Rows from a figure dataset

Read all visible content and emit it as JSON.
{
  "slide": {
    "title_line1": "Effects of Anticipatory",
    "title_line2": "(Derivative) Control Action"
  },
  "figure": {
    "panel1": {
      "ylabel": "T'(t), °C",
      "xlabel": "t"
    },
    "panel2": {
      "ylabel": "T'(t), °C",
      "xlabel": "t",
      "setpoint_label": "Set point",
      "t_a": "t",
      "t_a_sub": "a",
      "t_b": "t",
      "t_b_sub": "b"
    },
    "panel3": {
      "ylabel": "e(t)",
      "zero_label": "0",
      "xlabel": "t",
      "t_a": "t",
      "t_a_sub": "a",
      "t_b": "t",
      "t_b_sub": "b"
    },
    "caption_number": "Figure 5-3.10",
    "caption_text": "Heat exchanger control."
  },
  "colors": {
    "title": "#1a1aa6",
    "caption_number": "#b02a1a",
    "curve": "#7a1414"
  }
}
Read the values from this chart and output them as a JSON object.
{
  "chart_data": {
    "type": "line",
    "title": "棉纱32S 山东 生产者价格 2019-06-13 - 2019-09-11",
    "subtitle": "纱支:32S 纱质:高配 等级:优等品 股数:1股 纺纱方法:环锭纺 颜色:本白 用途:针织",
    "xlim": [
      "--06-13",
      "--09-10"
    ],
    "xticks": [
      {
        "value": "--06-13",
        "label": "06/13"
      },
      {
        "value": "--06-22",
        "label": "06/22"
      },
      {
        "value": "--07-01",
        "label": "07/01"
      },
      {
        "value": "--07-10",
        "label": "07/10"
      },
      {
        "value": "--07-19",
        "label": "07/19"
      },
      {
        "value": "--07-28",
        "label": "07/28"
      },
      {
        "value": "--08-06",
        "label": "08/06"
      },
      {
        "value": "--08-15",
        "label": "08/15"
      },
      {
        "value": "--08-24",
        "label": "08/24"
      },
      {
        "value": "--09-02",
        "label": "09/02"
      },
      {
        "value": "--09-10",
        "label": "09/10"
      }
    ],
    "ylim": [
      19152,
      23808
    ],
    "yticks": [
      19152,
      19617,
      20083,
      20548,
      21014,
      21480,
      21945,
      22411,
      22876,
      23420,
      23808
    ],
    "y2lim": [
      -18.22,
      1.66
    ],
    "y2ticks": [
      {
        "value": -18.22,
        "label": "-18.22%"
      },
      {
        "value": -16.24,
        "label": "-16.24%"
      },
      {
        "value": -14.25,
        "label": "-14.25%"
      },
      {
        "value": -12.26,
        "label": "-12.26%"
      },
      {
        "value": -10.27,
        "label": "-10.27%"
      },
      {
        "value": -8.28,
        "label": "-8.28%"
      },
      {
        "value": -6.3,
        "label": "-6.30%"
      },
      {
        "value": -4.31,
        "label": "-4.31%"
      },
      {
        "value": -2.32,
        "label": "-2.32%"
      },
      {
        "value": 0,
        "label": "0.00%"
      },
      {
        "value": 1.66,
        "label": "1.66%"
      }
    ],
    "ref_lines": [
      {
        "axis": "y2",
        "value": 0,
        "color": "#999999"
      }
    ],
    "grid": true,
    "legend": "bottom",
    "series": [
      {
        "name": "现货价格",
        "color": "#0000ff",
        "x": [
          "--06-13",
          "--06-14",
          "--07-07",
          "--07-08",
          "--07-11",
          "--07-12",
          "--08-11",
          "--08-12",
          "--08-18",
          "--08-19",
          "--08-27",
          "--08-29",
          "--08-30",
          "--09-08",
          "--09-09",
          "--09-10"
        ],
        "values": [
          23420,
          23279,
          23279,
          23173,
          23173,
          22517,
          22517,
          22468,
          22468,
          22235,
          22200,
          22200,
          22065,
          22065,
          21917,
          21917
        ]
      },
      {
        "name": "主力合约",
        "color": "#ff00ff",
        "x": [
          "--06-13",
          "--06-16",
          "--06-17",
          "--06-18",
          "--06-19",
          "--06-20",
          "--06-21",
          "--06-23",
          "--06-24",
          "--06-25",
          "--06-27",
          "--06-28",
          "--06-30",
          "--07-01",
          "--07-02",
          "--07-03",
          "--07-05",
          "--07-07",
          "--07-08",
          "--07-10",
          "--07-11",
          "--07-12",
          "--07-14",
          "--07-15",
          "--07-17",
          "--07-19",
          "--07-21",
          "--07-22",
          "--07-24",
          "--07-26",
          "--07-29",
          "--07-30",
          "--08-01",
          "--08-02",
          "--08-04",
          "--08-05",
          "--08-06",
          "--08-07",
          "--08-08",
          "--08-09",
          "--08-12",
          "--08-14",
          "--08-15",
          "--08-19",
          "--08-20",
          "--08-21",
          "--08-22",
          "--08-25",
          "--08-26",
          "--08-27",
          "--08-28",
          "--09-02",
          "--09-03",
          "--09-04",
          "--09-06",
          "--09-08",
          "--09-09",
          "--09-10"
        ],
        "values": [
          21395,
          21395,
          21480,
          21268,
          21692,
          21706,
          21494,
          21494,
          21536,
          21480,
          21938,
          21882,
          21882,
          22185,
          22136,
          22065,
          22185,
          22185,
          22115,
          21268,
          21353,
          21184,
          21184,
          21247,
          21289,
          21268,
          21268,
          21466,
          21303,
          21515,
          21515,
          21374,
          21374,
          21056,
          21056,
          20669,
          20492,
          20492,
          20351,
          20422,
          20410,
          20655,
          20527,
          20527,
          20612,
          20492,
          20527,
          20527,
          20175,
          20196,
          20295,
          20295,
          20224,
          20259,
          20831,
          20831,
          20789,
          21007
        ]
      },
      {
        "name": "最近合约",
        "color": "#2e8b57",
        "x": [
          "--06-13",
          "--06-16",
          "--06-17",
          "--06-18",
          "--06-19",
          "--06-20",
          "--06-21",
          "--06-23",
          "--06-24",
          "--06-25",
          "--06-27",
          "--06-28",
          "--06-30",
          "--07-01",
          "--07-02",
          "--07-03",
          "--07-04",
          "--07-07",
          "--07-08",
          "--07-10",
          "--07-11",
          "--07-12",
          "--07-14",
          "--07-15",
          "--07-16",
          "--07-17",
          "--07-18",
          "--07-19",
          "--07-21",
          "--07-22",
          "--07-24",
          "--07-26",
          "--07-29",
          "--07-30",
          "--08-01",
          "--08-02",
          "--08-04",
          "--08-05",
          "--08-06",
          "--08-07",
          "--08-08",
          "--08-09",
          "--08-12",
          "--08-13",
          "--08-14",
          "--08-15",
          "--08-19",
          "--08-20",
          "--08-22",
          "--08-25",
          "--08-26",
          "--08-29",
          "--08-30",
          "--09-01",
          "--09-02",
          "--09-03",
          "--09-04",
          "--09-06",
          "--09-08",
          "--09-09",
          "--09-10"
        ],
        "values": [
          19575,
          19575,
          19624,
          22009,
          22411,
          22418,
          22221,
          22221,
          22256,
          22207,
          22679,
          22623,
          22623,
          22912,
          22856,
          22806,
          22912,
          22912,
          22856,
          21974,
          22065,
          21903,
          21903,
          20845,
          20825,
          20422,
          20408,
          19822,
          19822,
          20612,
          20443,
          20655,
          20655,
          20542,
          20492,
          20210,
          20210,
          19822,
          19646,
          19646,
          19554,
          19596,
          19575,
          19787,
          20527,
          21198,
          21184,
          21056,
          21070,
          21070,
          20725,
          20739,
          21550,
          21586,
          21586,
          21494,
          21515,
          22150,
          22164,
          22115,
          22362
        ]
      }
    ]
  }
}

# GIVEN REQUEST
Faithfully copy every entry, leaving nothing out.

# WRITTEN ANSWER
Read all visible content and emit it as JSON.
{
  "slide": {
    "title_line1": "Effects of Anticipatory",
    "title_line2": "(Derivative) Control Action"
  },
  "figure": {
    "panel1": {
      "ylabel": "T'(t), °C",
      "xlabel": "t"
    },
    "panel2": {
      "ylabel": "T'(t), °C",
      "xlabel": "t",
      "setpoint_label": "Set point",
      "t_a": "t",
      "t_a_sub": "a",
      "t_b": "t",
      "t_b_sub": "b"
    },
    "panel3": {
      "ylabel": "e(t)",
      "zero_label": "0",
      "xlabel": "t",
      "t_a": "t",
      "t_a_sub": "a",
      "t_b": "t",
      "t_b_sub": "b"
    },
    "caption_number": "Figure 5-3.10",
    "caption_text": "Heat exchanger control."
  },
  "colors": {
    "title": "#1a1aa6",
    "caption_number": "#b02a1a",
    "curve": "#7a1414"
  }
}
Read the values from this chart and output them as a JSON object.
{
  "chart_data": {
    "type": "line",
    "title": "棉纱32S 山东 生产者价格 2019-06-13 - 2019-09-11",
    "subtitle": "纱支:32S 纱质:高配 等级:优等品 股数:1股 纺纱方法:环锭纺 颜色:本白 用途:针织",
    "xlim": [
      "--06-13",
      "--09-10"
    ],
    "xticks": [
      {
        "value": "--06-13",
        "label": "06/13"
      },
      {
        "value": "--06-22",
        "label": "06/22"
      },
      {
        "value": "--07-01",
        "label": "07/01"
      },
      {
        "value": "--07-10",
        "label": "07/10"
      },
      {
        "value": "--07-19",
        "label": "07/19"
      },
      {
        "value": "--07-28",
        "label": "07/28"
      },
      {
        "value": "--08-06",
        "label": "08/06"
      },
      {
        "value": "--08-15",
        "label": "08/15"
      },
      {
        "value": "--08-24",
        "label": "08/24"
      },
      {
        "value": "--09-02",
        "label": "09/02"
      },
      {
        "value": "--09-10",
        "label": "09/10"
      }
    ],
    "ylim": [
      19152,
      23808
    ],
    "yticks": [
      19152,
      19617,
      20083,
      20548,
      21014,
      21480,
      21945,
      22411,
      22876,
      23420,
      23808
    ],
    "y2lim": [
      -18.22,
      1.66
    ],
    "y2ticks": [
      {
        "value": -18.22,
        "label": "-18.22%"
      },
      {
        "value": -16.24,
        "label": "-16.24%"
      },
      {
        "value": -14.25,
        "label": "-14.25%"
      },
      {
        "value": -12.26,
        "label": "-12.26%"
      },
      {
        "value": -10.27,
        "label": "-10.27%"
      },
      {
        "value": -8.28,
        "label": "-8.28%"
      },
      {
        "value": -6.3,
        "label": "-6.30%"
      },
      {
        "value": -4.31,
        "label": "-4.31%"
      },
      {
        "value": -2.32,
        "label": "-2.32%"
      },
      {
        "value": 0,
        "label": "0.00%"
      },
      {
        "value": 1.66,
        "label": "1.66%"
      }
    ],
    "ref_lines": [
      {
        "axis": "y2",
        "value": 0,
        "color": "#999999"
      }
    ],
    "grid": true,
    "legend": "bottom",
    "series": [
      {
        "name": "现货价格",
        "color": "#0000ff",
        "x": [
          "--06-13",
          "--06-14",
          "--07-07",
          "--07-08",
          "--07-11",
          "--07-12",
          "--08-11",
          "--08-12",
          "--08-18",
          "--08-19",
          "--08-27",
          "--08-29",
          "--08-30",
          "--09-08",
          "--09-09",
          "--09-10"
        ],
        "values": [
          23420,
          23279,
          23279,
          23173,
          23173,
          22517,
          22517,
          22468,
          22468,
          22235,
          22200,
          22200,
          22065,
          22065,
          21917,
          21917
        ]
      },
      {
        "name": "主力合约",
        "color": "#ff00ff",
        "x": [
          "--06-13",
          "--06-16",
          "--06-17",
          "--06-18",
          "--06-19",
          "--06-20",
          "--06-21",
          "--06-23",
          "--06-24",
          "--06-25",
          "--06-27",
          "--06-28",
          "--06-30",
          "--07-01",
          "--07-02",
          "--07-03",
          "--07-05",
          "--07-07",
          "--07-08",
          "--07-10",
          "--07-11",
          "--07-12",
          "--07-14",
          "--07-15",
          "--07-17",
          "--07-19",
          "--07-21",
          "--07-22",
          "--07-24",
          "--07-26",
          "--07-29",
          "--07-30",
          "--08-01",
          "--08-02",
          "--08-04",
          "--08-05",
          "--08-06",
          "--08-07",
          "--08-08",
          "--08-09",
          "--08-12",
          "--08-14",
          "--08-15",
          "--08-19",
          "--08-20",
          "--08-21",
          "--08-22",
          "--08-25",
          "--08-26",
          "--08-27",
          "--08-28",
          "--09-02",
          "--09-03",
          "--09-04",
          "--09-06",
          "--09-08",
          "--09-09",
          "--09-10"
        ],
        "values": [
          21395,
          21395,
          21480,
          21268,
          21692,
          21706,
          21494,
          21494,
          21536,
          21480,
          21938,
          21882,
          21882,
          22185,
          22136,
          22065,
          22185,
          22185,
          22115,
          21268,
          21353,
          21184,
          21184,
          21247,
          21289,
          21268,
          21268,
          21466,
          21303,
          21515,
          21515,
          21374,
          21374,
          21056,
          21056,
          20669,
          20492,
          20492,
          20351,
          20422,
          20410,
          20655,
          20527,
          20527,
          20612,
          20492,
          20527,
          20527,
          20175,
          20196,
          20295,
          20295,
          20224,
          20259,
          20831,
          20831,
          20789,
          21007
        ]
      },
      {
        "name": "最近合约",
        "color": "#2e8b57",
        "x": [
          "--06-13",
          "--06-16",
          "--06-17",
          "--06-18",
          "--06-19",
          "--06-20",
          "--06-21",
          "--06-23",
          "--06-24",
          "--06-25",
          "--06-27",
          "--06-28",
          "--06-30",
          "--07-01",
          "--07-02",
          "--07-03",
          "--07-04",
          "--07-07",
          "--07-08",
          "--07-10",
          "--07-11",
          "--07-12",
          "--07-14",
          "--07-15",
          "--07-16",
          "--07-17",
          "--07-18",
          "--07-19",
          "--07-21",
          "--07-22",
          "--07-24",
          "--07-26",
          "--07-29",
          "--07-30",
          "--08-01",
          "--08-02",
          "--08-04",
          "--08-05",
          "--08-06",
          "--08-07",
          "--08-08",
          "--08-09",
          "--08-12",
          "--08-13",
          "--08-14",
          "--08-15",
          "--08-19",
          "--08-20",
          "--08-22",
          "--08-25",
          "--08-26",
          "--08-29",
          "--08-30",
          "--09-01",
          "--09-02",
          "--09-03",
          "--09-04",
          "--09-06",
          "--09-08",
          "--09-09",
          "--09-10"
        ],
        "values": [
          19575,
          19575,
          19624,
          22009,
          22411,
          22418,
          22221,
          22221,
          22256,
          22207,
          22679,
          22623,
          22623,
          22912,
          22856,
          22806,
          22912,
          22912,
          22856,
          21974,
          22065,
          21903,
          21903,
          20845,
          20825,
          20422,
          20408,
          19822,
          19822,
          20612,
          20443,
          20655,
          20655,
          20542,
          20492,
          20210,
          20210,
          19822,
          19646,
          19646,
          19554,
          19596,
          19575,
          19787,
          20527,
          21198,
          21184,
          21056,
          21070,
          21070,
          20725,
          20739,
          21550,
          21586,
          21586,
          21494,
          21515,
          22150,
          22164,
          22115,
          22362
        ]
      }
    ]
  }
}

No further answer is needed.